(Records that describe figures)
________________________________________

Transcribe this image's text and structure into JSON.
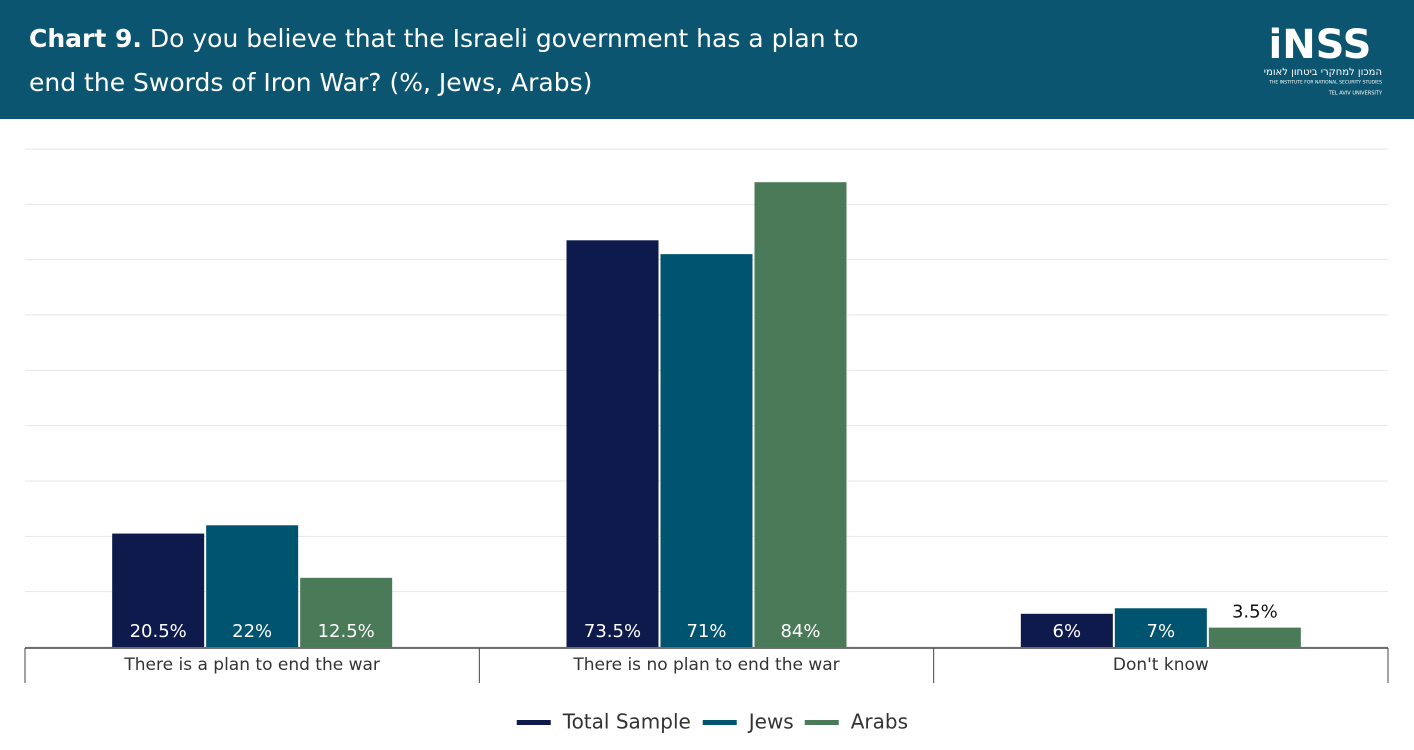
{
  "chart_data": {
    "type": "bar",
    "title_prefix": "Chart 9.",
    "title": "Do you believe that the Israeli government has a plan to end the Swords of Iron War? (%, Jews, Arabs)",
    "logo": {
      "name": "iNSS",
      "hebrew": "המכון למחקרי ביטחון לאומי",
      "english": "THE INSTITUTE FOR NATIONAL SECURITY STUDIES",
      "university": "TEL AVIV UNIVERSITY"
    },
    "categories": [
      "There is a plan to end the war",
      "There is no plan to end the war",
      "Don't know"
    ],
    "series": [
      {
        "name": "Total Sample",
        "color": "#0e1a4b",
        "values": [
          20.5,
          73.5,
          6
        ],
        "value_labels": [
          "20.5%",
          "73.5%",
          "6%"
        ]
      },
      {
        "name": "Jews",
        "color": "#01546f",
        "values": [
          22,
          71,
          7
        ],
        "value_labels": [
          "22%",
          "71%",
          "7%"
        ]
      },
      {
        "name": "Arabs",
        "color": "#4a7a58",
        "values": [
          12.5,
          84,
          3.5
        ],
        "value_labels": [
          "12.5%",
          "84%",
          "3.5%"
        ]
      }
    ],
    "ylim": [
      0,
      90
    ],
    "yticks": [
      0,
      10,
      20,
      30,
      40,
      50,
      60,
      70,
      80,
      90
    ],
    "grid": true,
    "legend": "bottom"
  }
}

________________________________________

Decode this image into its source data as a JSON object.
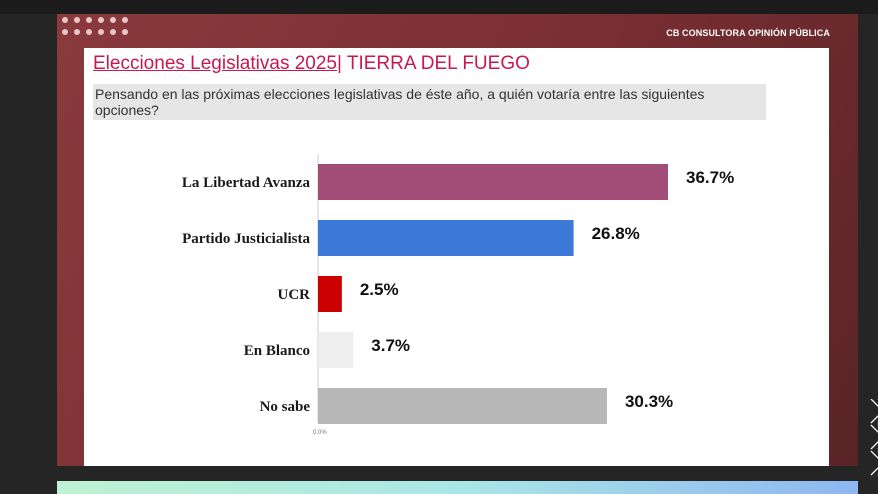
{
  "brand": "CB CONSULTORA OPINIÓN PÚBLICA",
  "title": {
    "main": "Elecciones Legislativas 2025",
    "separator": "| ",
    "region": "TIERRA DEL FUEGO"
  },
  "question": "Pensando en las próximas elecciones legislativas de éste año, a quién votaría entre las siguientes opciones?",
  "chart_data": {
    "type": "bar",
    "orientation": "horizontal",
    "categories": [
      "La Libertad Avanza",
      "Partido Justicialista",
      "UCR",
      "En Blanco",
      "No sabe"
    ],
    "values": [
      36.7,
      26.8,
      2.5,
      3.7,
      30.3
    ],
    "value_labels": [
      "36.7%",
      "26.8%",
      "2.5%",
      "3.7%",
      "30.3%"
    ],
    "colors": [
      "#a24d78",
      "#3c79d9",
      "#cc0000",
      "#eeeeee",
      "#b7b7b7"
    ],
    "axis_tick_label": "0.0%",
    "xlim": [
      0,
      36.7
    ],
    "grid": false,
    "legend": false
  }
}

________________________________________

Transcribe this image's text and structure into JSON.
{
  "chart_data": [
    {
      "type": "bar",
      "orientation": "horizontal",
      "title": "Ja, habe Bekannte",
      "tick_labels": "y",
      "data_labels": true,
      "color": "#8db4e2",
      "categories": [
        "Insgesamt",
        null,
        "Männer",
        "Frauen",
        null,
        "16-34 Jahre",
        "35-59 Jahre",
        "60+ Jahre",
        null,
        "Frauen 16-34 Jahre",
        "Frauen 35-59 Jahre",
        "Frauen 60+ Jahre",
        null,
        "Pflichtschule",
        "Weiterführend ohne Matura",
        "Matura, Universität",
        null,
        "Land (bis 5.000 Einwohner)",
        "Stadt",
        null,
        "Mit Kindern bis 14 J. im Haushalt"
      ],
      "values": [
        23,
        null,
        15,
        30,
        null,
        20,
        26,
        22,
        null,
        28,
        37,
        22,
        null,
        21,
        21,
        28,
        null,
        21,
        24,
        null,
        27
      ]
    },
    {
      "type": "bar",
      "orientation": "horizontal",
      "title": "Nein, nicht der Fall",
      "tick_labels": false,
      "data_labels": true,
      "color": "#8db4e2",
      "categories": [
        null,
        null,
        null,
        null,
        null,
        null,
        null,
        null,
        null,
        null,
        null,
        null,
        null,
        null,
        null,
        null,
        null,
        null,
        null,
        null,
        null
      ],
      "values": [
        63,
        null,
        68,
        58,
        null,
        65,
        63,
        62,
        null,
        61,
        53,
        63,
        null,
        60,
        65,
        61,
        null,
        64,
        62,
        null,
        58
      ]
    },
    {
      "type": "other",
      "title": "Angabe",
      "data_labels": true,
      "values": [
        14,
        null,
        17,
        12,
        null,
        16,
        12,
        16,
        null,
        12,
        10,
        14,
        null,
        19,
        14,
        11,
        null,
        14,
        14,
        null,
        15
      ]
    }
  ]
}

________________________________________

Which lines hold the word "Matura"? Copy every one of them.

        "Weiterführend ohne Matura",
        "Matura, Universität",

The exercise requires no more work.